(PROBLEM) Render all of the data below as a Markdown table with the columns "Row" and "Line": one numbered row per line, skipping any blank lines.

■ ■ ■ ■ ■ ■ ■

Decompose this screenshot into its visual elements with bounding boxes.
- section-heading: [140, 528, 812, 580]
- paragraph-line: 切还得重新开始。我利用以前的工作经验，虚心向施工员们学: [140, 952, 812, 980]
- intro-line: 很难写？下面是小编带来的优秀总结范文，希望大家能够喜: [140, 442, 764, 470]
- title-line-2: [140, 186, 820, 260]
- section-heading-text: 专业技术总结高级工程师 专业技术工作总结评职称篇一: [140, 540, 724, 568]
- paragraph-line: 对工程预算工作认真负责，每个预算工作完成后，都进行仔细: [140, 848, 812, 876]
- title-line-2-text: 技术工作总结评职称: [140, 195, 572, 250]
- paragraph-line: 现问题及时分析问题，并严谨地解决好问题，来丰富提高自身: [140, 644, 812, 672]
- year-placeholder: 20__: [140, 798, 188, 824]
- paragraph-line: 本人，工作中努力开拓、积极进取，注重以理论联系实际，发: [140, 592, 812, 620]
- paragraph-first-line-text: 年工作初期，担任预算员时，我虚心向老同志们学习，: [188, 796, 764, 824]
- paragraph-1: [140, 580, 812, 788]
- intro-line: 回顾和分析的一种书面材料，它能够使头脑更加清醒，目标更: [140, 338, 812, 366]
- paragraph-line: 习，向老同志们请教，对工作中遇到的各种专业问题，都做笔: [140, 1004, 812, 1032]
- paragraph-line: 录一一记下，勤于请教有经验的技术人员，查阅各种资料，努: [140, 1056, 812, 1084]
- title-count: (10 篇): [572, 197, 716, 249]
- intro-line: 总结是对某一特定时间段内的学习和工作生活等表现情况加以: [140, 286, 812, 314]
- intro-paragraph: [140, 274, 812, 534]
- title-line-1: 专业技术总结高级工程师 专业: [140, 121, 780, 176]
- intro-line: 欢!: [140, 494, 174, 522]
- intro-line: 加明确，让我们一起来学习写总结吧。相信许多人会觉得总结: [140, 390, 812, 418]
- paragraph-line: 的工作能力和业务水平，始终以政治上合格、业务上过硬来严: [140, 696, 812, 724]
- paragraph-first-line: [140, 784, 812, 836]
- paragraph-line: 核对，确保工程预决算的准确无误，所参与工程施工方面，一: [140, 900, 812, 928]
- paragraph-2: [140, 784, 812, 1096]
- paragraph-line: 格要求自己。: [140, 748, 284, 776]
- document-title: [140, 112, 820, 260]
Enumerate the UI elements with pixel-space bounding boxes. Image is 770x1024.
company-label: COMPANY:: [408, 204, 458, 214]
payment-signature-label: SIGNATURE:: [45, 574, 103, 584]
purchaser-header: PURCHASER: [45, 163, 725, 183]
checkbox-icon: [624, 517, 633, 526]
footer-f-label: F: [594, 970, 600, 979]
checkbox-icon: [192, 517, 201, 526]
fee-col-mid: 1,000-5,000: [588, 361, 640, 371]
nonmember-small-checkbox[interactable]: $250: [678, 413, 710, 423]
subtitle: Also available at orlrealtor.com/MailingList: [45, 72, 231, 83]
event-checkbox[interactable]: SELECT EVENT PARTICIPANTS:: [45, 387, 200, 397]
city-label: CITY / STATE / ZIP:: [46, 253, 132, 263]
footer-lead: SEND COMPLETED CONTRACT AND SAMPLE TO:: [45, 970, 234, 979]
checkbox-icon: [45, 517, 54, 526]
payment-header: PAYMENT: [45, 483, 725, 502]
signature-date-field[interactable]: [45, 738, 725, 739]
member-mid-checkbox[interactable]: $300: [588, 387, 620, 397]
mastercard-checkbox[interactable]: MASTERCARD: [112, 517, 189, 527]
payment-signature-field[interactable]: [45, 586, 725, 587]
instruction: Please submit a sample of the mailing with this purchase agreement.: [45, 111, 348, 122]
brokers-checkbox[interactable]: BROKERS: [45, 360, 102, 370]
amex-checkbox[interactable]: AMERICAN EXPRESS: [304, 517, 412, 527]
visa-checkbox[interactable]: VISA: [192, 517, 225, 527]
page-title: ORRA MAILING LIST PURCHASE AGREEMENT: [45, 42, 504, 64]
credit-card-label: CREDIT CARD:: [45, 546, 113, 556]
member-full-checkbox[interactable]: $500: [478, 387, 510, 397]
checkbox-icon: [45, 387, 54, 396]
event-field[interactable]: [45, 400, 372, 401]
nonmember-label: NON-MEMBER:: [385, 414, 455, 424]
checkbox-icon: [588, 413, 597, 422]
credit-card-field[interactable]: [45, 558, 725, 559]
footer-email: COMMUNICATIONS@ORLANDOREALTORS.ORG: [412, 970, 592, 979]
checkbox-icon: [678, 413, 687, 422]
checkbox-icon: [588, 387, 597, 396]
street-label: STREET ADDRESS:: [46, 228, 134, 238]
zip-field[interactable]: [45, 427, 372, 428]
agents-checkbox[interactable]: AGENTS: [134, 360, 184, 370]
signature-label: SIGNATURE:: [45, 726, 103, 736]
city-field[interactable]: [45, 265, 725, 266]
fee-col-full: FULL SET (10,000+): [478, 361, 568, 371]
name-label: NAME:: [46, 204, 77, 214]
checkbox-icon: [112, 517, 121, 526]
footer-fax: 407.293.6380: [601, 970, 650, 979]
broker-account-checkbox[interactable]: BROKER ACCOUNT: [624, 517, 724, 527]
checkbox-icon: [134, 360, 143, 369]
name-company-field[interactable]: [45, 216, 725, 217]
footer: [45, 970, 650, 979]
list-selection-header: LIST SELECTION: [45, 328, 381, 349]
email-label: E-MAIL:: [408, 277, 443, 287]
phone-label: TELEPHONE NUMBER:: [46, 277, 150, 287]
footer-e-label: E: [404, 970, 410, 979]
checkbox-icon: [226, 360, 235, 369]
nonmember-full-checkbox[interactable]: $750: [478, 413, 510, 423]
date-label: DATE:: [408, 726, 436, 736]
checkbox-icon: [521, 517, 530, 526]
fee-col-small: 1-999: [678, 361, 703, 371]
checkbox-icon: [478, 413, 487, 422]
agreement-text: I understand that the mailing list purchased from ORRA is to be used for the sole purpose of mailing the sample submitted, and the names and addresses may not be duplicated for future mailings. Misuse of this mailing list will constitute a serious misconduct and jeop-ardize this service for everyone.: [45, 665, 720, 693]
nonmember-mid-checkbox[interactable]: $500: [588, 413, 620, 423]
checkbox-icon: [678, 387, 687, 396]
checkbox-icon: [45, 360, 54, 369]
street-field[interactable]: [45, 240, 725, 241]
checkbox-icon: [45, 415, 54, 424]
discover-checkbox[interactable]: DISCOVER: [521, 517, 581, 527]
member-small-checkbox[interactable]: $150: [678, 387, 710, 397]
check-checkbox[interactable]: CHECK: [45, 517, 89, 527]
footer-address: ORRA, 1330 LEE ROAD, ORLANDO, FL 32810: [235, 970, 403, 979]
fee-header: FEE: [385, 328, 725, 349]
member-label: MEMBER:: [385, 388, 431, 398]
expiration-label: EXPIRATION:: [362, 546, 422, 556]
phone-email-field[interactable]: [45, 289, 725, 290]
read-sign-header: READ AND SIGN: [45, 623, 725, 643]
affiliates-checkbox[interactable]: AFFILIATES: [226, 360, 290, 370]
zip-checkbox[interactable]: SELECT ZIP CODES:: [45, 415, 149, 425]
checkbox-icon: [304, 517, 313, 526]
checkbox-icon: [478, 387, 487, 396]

■ ■ ■ ■ ■ ■ ■

(EXPECTED ANSWER)
| Row | Line |
|---|---|
| 1 | Decompose this screenshot into its visual elements with bounding boxes. |
| 2 | - section-heading: [140, 528, 812, 580] |
| 3 | - paragraph-line: 切还得重新开始。我利用以前的工作经验，虚心向施工员们学: [140, 952, 812, 980] |
| 4 | - intro-line: 很难写？下面是小编带来的优秀总结范文，希望大家能够喜: [140, 442, 764, 470] |
| 5 | - title-line-2: [140, 186, 820, 260] |
| 6 | - section-heading-text: 专业技术总结高级工程师 专业技术工作总结评职称篇一: [140, 540, 724, 568] |
| 7 | - paragraph-line: 对工程预算工作认真负责，每个预算工作完成后，都进行仔细: [140, 848, 812, 876] |
| 8 | - title-line-2-text: 技术工作总结评职称: [140, 195, 572, 250] |
| 9 | - paragraph-line: 现问题及时分析问题，并严谨地解决好问题，来丰富提高自身: [140, 644, 812, 672] |
| 10 | - year-placeholder: 20__: [140, 798, 188, 824] |
| 11 | - paragraph-line: 本人，工作中努力开拓、积极进取，注重以理论联系实际，发: [140, 592, 812, 620] |
| 12 | - paragraph-first-line-text: 年工作初期，担任预算员时，我虚心向老同志们学习，: [188, 796, 764, 824] |
| 13 | - paragraph-1: [140, 580, 812, 788] |
| 14 | - intro-line: 回顾和分析的一种书面材料，它能够使头脑更加清醒，目标更: [140, 338, 812, 366] |
| 15 | - paragraph-line: 习，向老同志们请教，对工作中遇到的各种专业问题，都做笔: [140, 1004, 812, 1032] |
| 16 | - paragraph-line: 录一一记下，勤于请教有经验的技术人员，查阅各种资料，努: [140, 1056, 812, 1084] |
| 17 | - title-count: (10 篇): [572, 197, 716, 249] |
| 18 | - intro-line: 总结是对某一特定时间段内的学习和工作生活等表现情况加以: [140, 286, 812, 314] |
| 19 | - intro-paragraph: [140, 274, 812, 534] |
| 20 | - title-line-1: 专业技术总结高级工程师 专业: [140, 121, 780, 176] |
| 21 | - intro-line: 欢!: [140, 494, 174, 522] |
| 22 | - intro-line: 加明确，让我们一起来学习写总结吧。相信许多人会觉得总结: [140, 390, 812, 418] |
| 23 | - paragraph-line: 的工作能力和业务水平，始终以政治上合格、业务上过硬来严: [140, 696, 812, 724] |
| 24 | - paragraph-first-line: [140, 784, 812, 836] |
| 25 | - paragraph-line: 核对，确保工程预决算的准确无误，所参与工程施工方面，一: [140, 900, 812, 928] |
| 26 | - paragraph-2: [140, 784, 812, 1096] |
| 27 | - paragraph-line: 格要求自己。: [140, 748, 284, 776] |
| 28 | - document-title: [140, 112, 820, 260] |
| 29 | Enumerate the UI elements with pixel-space bounding boxes. Image is 770x1024. |
| 30 | company-label: COMPANY:: [408, 204, 458, 214] |
| 31 | payment-signature-label: SIGNATURE:: [45, 574, 103, 584] |
| 32 | purchaser-header: PURCHASER: [45, 163, 725, 183] |
| 33 | checkbox-icon: [624, 517, 633, 526] |
| 34 | footer-f-label: F: [594, 970, 600, 979] |
| 35 | checkbox-icon: [192, 517, 201, 526] |
| 36 | fee-col-mid: 1,000-5,000: [588, 361, 640, 371] |
| 37 | nonmember-small-checkbox[interactable]: $250: [678, 413, 710, 423] |
| 38 | subtitle: Also available at orlrealtor.com/MailingList: [45, 72, 231, 83] |
| 39 | event-checkbox[interactable]: SELECT EVENT PARTICIPANTS:: [45, 387, 200, 397] |
| 40 | city-label: CITY / STATE / ZIP:: [46, 253, 132, 263] |
| 41 | footer-lead: SEND COMPLETED CONTRACT AND SAMPLE TO:: [45, 970, 234, 979] |
| 42 | checkbox-icon: [45, 517, 54, 526] |
| 43 | payment-header: PAYMENT: [45, 483, 725, 502] |
| 44 | signature-date-field[interactable]: [45, 738, 725, 739] |
| 45 | member-mid-checkbox[interactable]: $300: [588, 387, 620, 397] |
| 46 | mastercard-checkbox[interactable]: MASTERCARD: [112, 517, 189, 527] |
| 47 | payment-signature-field[interactable]: [45, 586, 725, 587] |
| 48 | instruction: Please submit a sample of the mailing with this purchase agreement.: [45, 111, 348, 122] |
| 49 | brokers-checkbox[interactable]: BROKERS: [45, 360, 102, 370] |
| 50 | amex-checkbox[interactable]: AMERICAN EXPRESS: [304, 517, 412, 527] |
| 51 | visa-checkbox[interactable]: VISA: [192, 517, 225, 527] |
| 52 | page-title: ORRA MAILING LIST PURCHASE AGREEMENT: [45, 42, 504, 64] |
| 53 | credit-card-label: CREDIT CARD:: [45, 546, 113, 556] |
| 54 | member-full-checkbox[interactable]: $500: [478, 387, 510, 397] |
| 55 | checkbox-icon: [45, 387, 54, 396] |
| 56 | event-field[interactable]: [45, 400, 372, 401] |
| 57 | nonmember-label: NON-MEMBER:: [385, 414, 455, 424] |
| 58 | checkbox-icon: [588, 413, 597, 422] |
| 59 | credit-card-field[interactable]: [45, 558, 725, 559] |
| 60 | footer-email: COMMUNICATIONS@ORLANDOREALTORS.ORG: [412, 970, 592, 979] |
| 61 | checkbox-icon: [678, 413, 687, 422] |
| 62 | checkbox-icon: [588, 387, 597, 396] |
| 63 | street-label: STREET ADDRESS:: [46, 228, 134, 238] |
| 64 | zip-field[interactable]: [45, 427, 372, 428] |
| 65 | agents-checkbox[interactable]: AGENTS: [134, 360, 184, 370] |
| 66 | signature-label: SIGNATURE:: [45, 726, 103, 736] |
| 67 | city-field[interactable]: [45, 265, 725, 266] |
| 68 | fee-col-full: FULL SET (10,000+): [478, 361, 568, 371] |
| 69 | name-label: NAME:: [46, 204, 77, 214] |
| 70 | checkbox-icon: [112, 517, 121, 526] |
| 71 | footer-fax: 407.293.6380: [601, 970, 650, 979] |
| 72 | broker-account-checkbox[interactable]: BROKER ACCOUNT: [624, 517, 724, 527] |
| 73 | checkbox-icon: [134, 360, 143, 369] |
| 74 | name-company-field[interactable]: [45, 216, 725, 217] |
| 75 | footer: [45, 970, 650, 979] |
| 76 | list-selection-header: LIST SELECTION: [45, 328, 381, 349] |
| 77 | email-label: E-MAIL:: [408, 277, 443, 287] |
| 78 | phone-label: TELEPHONE NUMBER:: [46, 277, 150, 287] |
| 79 | footer-e-label: E: [404, 970, 410, 979] |
| 80 | checkbox-icon: [226, 360, 235, 369] |
| 81 | nonmember-full-checkbox[interactable]: $750: [478, 413, 510, 423] |
| 82 | date-label: DATE:: [408, 726, 436, 736] |
| 83 | checkbox-icon: [521, 517, 530, 526] |
| 84 | fee-col-small: 1-999: [678, 361, 703, 371] |
| 85 | checkbox-icon: [478, 413, 487, 422] |
| 86 | agreement-text: I understand that the mailing list purchased from ORRA is to be used for the sole purpose of mailing the sample submitted, and the names and addresses may not be duplicated for future mailings. Misuse of this mailing list will constitute a serious misconduct and jeop-ardize this service for everyone.: [45, 665, 720, 693] |
| 87 | nonmember-mid-checkbox[interactable]: $500: [588, 413, 620, 423] |
| 88 | checkbox-icon: [678, 387, 687, 396] |
| 89 | checkbox-icon: [45, 360, 54, 369] |
| 90 | street-field[interactable]: [45, 240, 725, 241] |
| 91 | checkbox-icon: [45, 415, 54, 424] |
| 92 | discover-checkbox[interactable]: DISCOVER: [521, 517, 581, 527] |
| 93 | member-small-checkbox[interactable]: $150: [678, 387, 710, 397] |
| 94 | check-checkbox[interactable]: CHECK: [45, 517, 89, 527] |
| 95 | footer-address: ORRA, 1330 LEE ROAD, ORLANDO, FL 32810: [235, 970, 403, 979] |
| 96 | fee-header: FEE: [385, 328, 725, 349] |
| 97 | member-label: MEMBER:: [385, 388, 431, 398] |
| 98 | expiration-label: EXPIRATION:: [362, 546, 422, 556] |
| 99 | phone-email-field[interactable]: [45, 289, 725, 290] |
| 100 | read-sign-header: READ AND SIGN: [45, 623, 725, 643] |
| 101 | affiliates-checkbox[interactable]: AFFILIATES: [226, 360, 290, 370] |
| 102 | zip-checkbox[interactable]: SELECT ZIP CODES:: [45, 415, 149, 425] |
| 103 | checkbox-icon: [304, 517, 313, 526] |
| 104 | checkbox-icon: [478, 387, 487, 396] |